Work instructions: Look for "velocity" in each line of the entries, and return the matching lines.
——————
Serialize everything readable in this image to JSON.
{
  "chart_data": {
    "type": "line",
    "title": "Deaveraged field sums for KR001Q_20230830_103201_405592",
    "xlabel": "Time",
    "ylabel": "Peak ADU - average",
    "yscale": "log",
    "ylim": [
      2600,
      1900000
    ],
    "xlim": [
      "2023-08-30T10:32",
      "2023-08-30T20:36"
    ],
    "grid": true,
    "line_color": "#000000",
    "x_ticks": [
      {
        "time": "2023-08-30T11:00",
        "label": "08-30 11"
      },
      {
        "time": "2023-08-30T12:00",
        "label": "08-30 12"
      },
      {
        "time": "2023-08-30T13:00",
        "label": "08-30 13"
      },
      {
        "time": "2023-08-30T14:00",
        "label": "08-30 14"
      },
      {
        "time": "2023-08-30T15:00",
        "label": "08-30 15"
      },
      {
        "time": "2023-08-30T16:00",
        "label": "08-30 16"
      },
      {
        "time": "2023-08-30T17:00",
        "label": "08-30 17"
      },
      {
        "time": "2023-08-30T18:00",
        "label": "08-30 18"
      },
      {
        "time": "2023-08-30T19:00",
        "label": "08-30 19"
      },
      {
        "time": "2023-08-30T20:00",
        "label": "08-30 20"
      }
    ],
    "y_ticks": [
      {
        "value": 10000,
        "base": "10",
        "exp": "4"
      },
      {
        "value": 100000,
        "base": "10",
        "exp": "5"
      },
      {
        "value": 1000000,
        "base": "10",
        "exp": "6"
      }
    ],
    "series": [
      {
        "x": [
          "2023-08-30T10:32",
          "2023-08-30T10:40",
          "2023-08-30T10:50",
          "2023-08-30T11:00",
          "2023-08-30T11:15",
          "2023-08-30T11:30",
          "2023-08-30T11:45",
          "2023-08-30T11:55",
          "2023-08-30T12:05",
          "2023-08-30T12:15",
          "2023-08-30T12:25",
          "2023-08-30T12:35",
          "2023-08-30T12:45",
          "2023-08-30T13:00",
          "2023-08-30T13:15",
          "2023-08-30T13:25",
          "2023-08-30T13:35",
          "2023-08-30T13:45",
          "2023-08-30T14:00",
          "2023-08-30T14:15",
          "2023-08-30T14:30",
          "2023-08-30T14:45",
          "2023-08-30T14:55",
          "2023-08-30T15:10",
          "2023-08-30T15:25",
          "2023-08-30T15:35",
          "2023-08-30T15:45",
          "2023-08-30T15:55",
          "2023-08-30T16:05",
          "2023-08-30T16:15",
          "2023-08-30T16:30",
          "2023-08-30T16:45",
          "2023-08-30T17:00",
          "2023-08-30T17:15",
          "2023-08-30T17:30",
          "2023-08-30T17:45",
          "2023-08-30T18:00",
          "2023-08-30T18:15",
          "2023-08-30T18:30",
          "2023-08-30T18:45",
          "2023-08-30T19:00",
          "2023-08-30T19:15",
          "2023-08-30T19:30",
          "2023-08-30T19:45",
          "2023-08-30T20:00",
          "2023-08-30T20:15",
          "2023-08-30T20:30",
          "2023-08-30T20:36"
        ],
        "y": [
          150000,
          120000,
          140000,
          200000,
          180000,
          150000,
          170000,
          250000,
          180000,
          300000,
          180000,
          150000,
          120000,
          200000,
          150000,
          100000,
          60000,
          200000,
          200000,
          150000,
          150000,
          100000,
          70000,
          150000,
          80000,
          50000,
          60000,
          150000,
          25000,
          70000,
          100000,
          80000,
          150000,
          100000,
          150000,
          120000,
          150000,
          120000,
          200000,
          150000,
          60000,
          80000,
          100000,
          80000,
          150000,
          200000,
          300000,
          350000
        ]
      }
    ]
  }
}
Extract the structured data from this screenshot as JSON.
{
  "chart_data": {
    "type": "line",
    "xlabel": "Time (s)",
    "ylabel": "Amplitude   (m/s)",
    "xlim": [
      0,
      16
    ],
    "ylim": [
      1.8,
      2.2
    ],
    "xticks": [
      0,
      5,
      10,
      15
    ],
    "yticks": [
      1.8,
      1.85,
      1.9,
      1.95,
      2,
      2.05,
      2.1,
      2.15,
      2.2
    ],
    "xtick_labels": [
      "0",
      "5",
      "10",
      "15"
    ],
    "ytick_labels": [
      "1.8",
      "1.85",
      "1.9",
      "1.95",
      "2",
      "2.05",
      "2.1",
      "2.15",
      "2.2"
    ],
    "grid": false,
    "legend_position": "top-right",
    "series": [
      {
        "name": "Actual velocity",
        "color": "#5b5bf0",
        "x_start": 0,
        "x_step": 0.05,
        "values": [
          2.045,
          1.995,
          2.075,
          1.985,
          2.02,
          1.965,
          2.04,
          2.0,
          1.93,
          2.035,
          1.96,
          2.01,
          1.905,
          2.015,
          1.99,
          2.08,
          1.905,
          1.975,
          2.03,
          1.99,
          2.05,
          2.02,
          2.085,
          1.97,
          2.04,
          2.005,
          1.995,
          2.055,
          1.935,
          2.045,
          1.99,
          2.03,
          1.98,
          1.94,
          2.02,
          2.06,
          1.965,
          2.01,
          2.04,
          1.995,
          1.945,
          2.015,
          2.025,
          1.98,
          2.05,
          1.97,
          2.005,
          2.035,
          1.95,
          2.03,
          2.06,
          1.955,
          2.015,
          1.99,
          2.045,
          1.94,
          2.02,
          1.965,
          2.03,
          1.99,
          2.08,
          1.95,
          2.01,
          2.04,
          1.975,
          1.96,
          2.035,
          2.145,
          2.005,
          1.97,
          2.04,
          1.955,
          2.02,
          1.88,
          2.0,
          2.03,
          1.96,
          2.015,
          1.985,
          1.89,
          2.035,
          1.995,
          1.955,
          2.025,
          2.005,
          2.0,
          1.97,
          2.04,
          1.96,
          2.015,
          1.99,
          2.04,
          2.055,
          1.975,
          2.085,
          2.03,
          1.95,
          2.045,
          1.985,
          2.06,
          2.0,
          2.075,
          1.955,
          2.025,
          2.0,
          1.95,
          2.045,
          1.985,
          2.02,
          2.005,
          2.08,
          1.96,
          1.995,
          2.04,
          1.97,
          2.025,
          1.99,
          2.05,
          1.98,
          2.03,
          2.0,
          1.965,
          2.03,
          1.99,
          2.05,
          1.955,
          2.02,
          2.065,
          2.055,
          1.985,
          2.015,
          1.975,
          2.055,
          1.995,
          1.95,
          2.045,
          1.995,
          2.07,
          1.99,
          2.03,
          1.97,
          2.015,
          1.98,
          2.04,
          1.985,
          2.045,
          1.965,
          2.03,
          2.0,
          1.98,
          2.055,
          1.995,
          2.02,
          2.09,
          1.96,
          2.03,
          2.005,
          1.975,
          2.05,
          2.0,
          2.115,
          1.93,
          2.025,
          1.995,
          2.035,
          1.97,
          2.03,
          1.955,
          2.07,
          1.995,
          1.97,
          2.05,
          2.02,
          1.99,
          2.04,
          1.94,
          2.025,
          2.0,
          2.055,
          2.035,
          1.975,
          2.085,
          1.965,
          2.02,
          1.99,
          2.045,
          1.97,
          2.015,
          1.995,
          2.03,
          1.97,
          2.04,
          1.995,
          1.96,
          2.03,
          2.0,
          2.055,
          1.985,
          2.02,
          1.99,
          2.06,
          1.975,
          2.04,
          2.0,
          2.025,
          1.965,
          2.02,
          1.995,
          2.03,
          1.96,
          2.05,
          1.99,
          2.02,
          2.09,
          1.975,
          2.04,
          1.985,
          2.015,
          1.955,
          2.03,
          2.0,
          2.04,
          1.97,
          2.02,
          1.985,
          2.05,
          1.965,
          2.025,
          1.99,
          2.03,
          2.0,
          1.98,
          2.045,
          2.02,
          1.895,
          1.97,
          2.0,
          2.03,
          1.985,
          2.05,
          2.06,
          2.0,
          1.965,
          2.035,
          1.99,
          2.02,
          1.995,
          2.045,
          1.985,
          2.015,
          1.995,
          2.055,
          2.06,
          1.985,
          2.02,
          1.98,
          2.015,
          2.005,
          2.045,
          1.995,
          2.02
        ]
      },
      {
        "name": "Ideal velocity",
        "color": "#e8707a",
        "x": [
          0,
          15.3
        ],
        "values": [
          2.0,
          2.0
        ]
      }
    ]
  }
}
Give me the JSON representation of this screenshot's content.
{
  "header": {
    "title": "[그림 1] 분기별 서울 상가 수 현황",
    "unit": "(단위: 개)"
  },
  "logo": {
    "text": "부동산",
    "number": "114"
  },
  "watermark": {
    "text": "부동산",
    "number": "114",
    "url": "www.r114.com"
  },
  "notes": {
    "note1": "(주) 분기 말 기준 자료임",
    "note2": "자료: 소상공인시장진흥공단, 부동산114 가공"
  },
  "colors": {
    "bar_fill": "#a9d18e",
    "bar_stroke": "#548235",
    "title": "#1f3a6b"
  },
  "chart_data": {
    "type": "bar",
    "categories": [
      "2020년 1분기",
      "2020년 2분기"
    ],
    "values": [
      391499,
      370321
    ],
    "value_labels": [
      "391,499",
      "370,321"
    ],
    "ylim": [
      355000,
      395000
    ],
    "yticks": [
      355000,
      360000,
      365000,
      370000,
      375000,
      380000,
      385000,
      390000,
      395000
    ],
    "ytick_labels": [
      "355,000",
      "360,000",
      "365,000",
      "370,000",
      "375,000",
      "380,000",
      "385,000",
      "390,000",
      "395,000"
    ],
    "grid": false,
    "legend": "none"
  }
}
——————
Worked solution:
        "name": "Actual velocity",
        "name": "Ideal velocity",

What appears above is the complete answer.